>> Begin

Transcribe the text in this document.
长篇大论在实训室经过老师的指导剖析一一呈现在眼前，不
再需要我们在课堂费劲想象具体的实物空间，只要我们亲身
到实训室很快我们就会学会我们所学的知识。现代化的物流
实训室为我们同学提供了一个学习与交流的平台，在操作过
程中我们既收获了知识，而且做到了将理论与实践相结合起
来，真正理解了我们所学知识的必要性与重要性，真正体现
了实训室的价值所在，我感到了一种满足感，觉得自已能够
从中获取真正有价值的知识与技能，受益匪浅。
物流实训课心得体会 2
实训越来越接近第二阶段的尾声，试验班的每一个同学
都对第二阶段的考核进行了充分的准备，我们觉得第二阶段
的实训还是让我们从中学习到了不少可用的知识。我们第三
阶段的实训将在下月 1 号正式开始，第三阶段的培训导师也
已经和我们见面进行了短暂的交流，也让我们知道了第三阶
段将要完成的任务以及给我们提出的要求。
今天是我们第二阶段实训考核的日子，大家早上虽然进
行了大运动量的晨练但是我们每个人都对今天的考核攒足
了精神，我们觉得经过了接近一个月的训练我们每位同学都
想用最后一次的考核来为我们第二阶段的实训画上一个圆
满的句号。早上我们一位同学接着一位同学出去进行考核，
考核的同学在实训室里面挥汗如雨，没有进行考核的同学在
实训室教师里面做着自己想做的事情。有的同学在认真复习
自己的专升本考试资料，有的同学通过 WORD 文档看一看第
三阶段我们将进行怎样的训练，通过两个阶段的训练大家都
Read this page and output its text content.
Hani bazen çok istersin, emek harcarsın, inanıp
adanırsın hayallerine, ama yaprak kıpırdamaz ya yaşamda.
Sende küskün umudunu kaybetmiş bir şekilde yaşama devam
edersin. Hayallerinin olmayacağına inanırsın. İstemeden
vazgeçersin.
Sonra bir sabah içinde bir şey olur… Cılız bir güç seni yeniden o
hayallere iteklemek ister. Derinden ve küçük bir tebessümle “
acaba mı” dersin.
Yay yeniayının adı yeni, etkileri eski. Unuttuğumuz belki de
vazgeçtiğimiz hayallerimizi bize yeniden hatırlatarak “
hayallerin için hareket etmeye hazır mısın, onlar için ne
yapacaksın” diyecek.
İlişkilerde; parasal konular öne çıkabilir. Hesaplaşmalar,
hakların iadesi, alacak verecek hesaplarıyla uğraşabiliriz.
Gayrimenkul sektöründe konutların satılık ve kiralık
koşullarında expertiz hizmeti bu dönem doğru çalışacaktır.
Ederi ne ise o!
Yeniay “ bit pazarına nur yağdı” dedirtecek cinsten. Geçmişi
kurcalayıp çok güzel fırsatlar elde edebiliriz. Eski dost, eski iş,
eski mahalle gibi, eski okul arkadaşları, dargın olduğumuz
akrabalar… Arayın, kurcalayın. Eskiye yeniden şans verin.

>> End

- Exercise description
Scan the listing above and copy all lines containing the word "text".

- Result of the task
Transcribe the text in this document.
Read this page and output its text content.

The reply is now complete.